> TEXT TO READ:
***

At 204, one or more topics are determined from the communications that are from and/or between the users. For example, the topics tracking application 104 models the input text data 114 as the document 116, and keywords of the document are scanned to form a sliding window from which the topics 118 for any section of the document are determined, and can be represented as the trending representations 120 of the respective topics. In implementations, such as causal modeling of the communications by the causal modeling application, the topics can include expressed sentiments and/or expressed emotions.

At 206, the one or more topics are tracked to determine how they are trending over a time duration. For example, the topics tracking application 104 tracks the topics 118 to determine how the topics are trending over the time duration, as represented by the sliding window, for the trending representations 120 of the topics 118 that indicate whether the topics are trending up or down over the time duration.

At 208, an input selection of at least one of the topics is received. For example, the topics tracking application 104 receives a user input as a selection of one or more of the topics 118 that may be of interest to the user, such as to determine emerging and diminishing topical trends in the communications 106 that are from and/or between the users.

At 210, a smoothed time-series topic trending representation is computed for the topics that are trending over the time duration. For example, the topics tracking application 104 computes the smoothed time-series topic trending representations 122 by modeling the communications between the users as the document 116 (e.g., determined from the input text data 114), assigning similarity values to pairs of adjacent blocks of text in the document, and then determining a frequency of a keyword phrase localized in one or more of the blocks of text based on the similarity values to identify the topics 118 that are trending over the time duration.

At 212, a visual dashboard is generated that displays a trending representation of the selected topic that is trending over the time duration. For example, the topics tracking application 104 generates the visual dashboard 108 that displays the trending representations 120 of the trending topics 118 that are trending over the time duration. The visual dashboard 108 can also display data sources of the communications 106 that are from and/or between the users, as well as an overview of the topics that are determined from a selected data source. A user input of a displayed section of a trending representation 120 for a topic 118 can be received, and the visual dashboard 108 displays a section of the data source that corresponds to the selected section of the trending representation. The visual dashboard 108 can also be implemented to display an interaction representation of how interactions between the users of the communications influence the topics 118 that are trending over the time duration.

***

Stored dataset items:
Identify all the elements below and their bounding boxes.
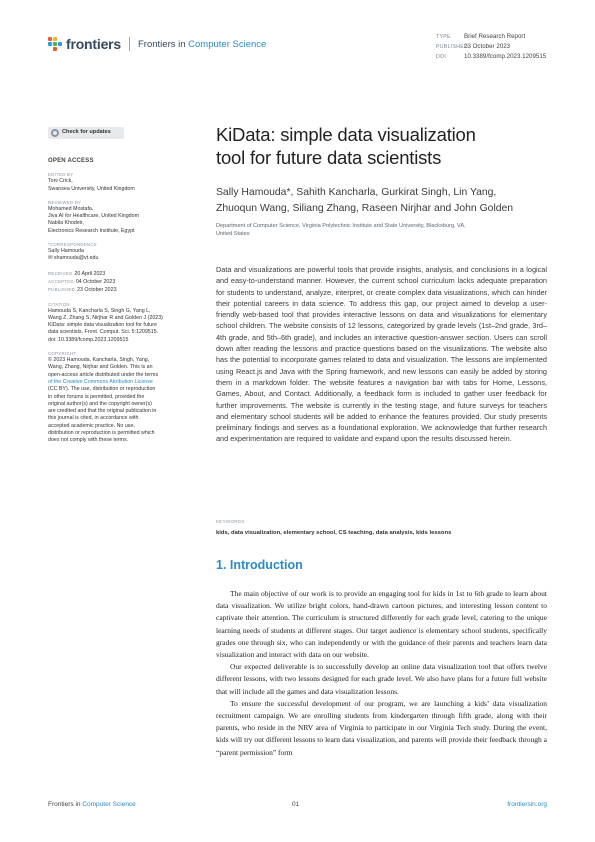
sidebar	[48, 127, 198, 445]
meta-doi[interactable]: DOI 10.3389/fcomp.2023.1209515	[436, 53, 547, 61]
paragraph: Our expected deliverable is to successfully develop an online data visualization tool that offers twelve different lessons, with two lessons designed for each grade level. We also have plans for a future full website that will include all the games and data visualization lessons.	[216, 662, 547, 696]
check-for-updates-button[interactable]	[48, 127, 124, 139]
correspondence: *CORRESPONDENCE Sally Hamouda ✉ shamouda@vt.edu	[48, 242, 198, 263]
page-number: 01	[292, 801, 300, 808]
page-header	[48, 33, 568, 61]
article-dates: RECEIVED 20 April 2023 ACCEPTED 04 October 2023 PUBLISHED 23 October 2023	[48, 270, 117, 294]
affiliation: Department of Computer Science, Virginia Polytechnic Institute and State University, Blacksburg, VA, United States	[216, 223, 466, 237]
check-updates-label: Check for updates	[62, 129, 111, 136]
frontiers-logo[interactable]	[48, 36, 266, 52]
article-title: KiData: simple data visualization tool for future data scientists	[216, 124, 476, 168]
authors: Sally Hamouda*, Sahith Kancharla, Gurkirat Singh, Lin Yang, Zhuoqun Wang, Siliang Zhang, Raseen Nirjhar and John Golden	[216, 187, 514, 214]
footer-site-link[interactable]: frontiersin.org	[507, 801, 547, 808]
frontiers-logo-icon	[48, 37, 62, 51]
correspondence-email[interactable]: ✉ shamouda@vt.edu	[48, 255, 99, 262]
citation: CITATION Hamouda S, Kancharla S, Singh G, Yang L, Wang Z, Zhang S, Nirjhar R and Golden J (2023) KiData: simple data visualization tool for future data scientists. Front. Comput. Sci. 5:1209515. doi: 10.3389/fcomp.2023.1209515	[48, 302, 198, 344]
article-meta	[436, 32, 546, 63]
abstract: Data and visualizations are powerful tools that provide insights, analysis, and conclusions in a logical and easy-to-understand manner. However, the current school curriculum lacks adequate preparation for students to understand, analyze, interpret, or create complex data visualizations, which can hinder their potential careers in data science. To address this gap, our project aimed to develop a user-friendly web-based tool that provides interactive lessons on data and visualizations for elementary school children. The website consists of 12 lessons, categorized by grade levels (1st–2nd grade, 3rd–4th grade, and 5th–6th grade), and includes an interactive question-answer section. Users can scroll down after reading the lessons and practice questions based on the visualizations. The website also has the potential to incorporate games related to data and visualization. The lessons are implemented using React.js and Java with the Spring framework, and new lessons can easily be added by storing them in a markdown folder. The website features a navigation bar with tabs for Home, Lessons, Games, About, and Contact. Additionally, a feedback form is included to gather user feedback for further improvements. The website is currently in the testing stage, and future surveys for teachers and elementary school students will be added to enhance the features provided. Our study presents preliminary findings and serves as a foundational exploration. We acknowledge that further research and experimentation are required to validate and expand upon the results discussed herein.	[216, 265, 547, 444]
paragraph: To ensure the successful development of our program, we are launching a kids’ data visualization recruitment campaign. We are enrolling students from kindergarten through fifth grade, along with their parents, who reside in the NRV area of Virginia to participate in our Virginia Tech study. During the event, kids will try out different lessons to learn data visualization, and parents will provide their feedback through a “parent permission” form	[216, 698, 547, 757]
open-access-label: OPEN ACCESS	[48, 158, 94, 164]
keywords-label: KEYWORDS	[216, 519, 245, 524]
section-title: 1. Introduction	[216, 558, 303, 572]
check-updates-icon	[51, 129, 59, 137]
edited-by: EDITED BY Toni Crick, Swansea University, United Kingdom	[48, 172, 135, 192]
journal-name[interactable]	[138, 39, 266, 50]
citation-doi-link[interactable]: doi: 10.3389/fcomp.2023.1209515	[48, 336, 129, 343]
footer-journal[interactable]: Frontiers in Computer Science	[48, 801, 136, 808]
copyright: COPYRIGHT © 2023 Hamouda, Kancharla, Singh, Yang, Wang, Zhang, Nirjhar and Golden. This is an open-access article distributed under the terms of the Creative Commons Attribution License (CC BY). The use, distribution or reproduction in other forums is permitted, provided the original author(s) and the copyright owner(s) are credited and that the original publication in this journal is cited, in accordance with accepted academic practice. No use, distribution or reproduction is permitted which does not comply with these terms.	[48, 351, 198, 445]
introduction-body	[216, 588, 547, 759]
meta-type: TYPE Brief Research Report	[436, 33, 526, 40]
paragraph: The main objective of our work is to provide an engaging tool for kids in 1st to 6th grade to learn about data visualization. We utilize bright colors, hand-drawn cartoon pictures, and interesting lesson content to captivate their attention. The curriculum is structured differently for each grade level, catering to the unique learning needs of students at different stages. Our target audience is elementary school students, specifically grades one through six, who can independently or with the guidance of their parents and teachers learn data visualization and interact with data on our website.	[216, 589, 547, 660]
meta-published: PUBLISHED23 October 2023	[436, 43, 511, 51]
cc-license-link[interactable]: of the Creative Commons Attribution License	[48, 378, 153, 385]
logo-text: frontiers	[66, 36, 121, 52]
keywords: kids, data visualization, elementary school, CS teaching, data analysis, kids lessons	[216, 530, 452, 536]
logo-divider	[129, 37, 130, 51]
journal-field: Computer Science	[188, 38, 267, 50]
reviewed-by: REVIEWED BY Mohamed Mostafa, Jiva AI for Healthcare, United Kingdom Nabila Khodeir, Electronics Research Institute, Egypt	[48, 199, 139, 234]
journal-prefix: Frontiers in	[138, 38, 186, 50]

***

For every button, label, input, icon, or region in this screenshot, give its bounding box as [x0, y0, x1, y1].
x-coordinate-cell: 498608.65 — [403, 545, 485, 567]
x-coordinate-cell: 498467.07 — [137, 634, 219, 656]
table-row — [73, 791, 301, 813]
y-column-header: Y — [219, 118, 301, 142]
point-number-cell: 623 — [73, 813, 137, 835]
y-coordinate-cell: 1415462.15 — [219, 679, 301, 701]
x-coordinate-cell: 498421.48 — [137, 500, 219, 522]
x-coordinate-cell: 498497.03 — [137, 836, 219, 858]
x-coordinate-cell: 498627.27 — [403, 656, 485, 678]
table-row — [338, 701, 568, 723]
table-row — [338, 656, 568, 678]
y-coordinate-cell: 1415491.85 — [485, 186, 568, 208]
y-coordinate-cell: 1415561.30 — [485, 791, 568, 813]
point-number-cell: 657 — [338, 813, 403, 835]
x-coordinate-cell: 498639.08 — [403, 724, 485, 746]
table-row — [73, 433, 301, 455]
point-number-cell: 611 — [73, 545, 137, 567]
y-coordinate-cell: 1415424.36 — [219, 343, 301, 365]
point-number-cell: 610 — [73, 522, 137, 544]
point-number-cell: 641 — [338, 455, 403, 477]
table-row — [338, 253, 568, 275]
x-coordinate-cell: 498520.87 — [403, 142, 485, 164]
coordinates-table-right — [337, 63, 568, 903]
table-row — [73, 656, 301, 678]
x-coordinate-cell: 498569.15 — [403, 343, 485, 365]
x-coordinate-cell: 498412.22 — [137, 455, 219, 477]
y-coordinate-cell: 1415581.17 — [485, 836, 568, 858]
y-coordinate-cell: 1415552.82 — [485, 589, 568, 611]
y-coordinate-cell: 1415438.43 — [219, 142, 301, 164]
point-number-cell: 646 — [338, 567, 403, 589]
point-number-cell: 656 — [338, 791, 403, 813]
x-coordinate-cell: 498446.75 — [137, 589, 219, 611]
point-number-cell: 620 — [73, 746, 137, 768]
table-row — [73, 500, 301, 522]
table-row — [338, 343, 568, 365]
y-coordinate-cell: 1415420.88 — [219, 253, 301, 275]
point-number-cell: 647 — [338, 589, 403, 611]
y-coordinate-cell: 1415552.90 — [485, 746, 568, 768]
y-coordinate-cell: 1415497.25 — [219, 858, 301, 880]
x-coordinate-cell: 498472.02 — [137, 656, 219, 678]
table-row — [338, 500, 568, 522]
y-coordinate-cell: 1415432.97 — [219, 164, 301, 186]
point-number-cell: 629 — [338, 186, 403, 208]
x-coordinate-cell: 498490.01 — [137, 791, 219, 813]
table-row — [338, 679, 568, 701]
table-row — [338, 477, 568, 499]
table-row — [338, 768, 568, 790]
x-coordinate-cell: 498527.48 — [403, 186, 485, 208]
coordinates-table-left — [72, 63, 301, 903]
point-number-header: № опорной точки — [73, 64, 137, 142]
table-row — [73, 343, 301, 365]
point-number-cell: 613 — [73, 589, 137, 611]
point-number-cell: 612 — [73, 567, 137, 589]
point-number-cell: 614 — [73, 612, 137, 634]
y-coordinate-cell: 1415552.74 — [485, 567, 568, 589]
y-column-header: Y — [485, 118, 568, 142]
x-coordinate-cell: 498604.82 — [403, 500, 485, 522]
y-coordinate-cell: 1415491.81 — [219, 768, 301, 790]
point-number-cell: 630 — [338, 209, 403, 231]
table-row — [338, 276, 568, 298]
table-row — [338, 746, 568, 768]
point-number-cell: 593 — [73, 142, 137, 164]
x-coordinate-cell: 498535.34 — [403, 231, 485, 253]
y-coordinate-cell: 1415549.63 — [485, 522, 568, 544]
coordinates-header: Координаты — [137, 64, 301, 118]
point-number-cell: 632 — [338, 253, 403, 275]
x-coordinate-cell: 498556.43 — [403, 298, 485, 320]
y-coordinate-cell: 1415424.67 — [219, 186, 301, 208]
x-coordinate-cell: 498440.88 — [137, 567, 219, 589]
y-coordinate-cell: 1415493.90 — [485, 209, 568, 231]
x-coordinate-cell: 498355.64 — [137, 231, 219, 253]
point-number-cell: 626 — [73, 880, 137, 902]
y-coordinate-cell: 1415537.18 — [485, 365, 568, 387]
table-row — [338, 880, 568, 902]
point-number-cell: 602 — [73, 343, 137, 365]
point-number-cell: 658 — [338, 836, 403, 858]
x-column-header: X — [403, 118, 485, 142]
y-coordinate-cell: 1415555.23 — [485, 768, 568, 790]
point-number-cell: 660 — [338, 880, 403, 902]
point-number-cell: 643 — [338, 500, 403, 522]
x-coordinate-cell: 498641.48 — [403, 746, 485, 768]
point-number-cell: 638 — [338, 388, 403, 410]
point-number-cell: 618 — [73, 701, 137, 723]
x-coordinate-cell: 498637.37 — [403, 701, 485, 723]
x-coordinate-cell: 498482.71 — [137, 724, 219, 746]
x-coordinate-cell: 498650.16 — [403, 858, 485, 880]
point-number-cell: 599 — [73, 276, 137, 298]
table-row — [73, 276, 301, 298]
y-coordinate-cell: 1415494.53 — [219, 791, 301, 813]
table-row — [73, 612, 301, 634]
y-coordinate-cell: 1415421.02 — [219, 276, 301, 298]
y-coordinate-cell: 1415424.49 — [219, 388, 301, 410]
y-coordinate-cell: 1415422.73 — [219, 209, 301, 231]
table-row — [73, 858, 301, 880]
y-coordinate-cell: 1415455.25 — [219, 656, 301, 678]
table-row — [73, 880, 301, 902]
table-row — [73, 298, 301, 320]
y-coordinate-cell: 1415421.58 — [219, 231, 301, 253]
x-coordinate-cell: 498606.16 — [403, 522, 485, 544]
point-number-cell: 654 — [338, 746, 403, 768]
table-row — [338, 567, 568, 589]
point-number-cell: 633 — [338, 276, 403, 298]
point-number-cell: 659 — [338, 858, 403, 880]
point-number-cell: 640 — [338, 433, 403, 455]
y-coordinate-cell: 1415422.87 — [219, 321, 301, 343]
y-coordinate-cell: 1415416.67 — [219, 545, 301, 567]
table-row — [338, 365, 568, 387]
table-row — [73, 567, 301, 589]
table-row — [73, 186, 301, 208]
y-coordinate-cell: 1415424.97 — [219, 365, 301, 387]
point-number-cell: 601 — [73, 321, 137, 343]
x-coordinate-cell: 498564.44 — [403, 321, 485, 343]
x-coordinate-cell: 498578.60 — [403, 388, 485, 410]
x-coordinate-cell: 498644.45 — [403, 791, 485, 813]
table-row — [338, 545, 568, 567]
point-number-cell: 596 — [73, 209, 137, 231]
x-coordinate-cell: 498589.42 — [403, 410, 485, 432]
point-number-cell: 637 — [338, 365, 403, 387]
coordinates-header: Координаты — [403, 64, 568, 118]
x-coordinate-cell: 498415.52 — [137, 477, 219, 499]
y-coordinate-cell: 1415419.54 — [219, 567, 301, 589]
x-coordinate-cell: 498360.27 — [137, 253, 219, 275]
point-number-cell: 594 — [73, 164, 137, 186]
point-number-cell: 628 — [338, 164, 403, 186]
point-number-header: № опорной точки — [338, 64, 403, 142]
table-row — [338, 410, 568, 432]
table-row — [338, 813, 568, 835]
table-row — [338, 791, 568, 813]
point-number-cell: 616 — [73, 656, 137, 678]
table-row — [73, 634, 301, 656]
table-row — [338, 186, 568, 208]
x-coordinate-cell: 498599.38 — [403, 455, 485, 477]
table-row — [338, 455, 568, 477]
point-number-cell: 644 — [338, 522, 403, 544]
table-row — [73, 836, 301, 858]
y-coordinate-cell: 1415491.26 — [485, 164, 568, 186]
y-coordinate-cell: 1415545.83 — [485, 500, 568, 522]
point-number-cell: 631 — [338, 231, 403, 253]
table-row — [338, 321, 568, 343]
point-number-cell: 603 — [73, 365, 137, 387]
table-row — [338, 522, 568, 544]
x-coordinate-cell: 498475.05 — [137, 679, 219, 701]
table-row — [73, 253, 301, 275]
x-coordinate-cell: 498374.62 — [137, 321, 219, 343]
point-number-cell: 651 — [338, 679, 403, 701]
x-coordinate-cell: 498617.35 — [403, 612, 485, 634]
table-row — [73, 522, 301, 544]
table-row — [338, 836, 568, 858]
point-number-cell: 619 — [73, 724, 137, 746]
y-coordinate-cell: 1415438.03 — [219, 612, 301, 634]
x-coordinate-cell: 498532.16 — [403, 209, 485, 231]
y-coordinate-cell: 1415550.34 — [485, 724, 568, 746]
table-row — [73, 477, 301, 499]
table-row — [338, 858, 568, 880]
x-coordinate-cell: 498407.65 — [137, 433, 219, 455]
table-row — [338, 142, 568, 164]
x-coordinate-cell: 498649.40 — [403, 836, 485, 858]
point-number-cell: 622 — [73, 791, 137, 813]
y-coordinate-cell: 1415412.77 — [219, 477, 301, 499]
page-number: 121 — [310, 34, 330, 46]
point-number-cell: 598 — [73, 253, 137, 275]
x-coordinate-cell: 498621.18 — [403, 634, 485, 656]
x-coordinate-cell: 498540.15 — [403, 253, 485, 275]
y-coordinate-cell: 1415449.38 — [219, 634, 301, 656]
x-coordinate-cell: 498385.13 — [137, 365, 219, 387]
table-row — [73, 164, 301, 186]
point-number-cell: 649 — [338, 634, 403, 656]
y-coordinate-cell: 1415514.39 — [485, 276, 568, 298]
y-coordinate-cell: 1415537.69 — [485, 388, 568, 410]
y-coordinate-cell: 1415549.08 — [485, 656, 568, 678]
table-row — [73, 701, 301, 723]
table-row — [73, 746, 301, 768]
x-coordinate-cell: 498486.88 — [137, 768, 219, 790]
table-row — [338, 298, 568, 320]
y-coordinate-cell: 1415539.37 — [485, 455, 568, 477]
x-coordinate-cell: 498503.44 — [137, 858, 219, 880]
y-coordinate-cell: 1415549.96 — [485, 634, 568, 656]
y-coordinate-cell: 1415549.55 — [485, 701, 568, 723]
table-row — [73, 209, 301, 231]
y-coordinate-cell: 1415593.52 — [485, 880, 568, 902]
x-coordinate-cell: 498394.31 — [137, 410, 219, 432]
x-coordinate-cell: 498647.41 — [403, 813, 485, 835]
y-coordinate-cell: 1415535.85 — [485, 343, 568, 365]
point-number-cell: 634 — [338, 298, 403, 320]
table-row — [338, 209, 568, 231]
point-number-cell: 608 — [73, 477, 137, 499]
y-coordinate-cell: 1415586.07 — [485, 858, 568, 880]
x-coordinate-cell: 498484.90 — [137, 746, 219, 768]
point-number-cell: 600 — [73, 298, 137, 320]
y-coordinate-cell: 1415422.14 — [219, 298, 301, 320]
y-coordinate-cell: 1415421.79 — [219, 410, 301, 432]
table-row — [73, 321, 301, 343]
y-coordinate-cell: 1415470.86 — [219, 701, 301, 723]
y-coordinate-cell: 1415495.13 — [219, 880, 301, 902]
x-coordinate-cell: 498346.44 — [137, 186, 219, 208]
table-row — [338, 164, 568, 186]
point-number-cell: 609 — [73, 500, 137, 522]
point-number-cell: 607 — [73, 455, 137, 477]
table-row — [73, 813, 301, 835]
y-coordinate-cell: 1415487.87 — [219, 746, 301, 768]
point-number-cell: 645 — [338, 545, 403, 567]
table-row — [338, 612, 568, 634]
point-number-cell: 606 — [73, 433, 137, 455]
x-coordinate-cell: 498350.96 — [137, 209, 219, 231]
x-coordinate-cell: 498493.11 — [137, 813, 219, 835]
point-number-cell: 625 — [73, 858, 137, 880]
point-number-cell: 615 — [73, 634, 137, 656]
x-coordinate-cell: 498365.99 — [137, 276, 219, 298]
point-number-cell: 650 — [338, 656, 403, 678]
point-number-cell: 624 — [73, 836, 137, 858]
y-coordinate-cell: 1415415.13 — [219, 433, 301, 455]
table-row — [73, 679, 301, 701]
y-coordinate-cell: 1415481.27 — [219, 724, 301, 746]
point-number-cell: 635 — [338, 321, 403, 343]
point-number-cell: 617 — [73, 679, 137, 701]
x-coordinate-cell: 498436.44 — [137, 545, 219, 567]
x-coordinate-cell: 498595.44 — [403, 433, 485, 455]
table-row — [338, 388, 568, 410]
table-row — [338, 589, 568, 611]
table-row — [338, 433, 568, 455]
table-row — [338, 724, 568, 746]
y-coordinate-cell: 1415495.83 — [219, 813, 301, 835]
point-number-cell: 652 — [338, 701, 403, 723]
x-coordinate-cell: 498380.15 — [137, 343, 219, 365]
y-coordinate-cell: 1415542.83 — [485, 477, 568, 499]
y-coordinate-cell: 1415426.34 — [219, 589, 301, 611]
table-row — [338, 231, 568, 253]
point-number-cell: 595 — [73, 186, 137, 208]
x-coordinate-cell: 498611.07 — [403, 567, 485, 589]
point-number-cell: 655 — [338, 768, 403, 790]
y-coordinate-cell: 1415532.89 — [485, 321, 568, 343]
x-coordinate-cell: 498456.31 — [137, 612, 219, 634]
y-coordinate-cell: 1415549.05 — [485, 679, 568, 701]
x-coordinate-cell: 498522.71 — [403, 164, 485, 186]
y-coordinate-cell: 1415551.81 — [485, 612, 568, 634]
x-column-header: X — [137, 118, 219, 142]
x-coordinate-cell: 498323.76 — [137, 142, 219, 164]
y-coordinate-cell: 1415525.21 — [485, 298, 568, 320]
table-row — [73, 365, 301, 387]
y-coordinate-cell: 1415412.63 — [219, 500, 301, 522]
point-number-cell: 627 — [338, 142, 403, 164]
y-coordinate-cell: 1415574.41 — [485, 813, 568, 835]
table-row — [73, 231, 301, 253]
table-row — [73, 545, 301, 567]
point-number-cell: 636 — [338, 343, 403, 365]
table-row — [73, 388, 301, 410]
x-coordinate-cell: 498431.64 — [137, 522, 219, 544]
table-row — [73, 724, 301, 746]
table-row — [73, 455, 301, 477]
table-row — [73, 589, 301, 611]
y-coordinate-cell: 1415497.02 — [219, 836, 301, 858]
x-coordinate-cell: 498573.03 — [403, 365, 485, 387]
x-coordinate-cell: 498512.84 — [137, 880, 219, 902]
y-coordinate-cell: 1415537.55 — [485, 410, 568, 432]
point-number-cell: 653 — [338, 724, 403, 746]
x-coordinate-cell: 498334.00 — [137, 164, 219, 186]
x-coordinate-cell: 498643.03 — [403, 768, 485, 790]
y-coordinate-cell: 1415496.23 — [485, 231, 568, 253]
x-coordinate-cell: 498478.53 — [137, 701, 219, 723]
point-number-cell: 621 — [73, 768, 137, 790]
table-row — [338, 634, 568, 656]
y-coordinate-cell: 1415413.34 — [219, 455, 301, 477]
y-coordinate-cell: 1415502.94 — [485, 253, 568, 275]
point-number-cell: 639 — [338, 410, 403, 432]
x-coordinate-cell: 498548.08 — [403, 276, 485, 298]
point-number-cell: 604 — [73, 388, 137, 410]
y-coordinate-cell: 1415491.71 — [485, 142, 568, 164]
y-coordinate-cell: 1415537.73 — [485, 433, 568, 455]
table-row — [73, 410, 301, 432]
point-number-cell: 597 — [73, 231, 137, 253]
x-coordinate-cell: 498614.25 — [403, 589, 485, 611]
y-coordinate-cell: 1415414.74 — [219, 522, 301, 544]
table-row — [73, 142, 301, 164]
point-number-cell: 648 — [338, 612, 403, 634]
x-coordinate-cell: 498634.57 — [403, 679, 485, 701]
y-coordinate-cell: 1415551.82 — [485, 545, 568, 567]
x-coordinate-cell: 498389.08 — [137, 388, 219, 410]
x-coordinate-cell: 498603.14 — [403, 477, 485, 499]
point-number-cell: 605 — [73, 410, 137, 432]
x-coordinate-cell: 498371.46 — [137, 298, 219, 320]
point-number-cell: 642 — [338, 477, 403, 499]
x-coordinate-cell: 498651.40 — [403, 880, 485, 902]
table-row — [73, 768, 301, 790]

***

> WHAT IS REQUIRED: Transcribe the part of the topic-tracking text starting at "At 204, one" and ending at "and/or expressed emotions.".

> TASK ANSWER:
At 204, one or more topics are determined from the communications that are from and/or between the users. For example, the topics tracking application 104 models the input text data 114 as the document 116, and keywords of the document are scanned to form a sliding window from which the topics 118 for any section of the document are determined, and can be represented as the trending representations 120 of the respective topics. In implementations, such as causal modeling of the communications by the causal modeling application, the topics can include expressed sentiments and/or expressed emotions.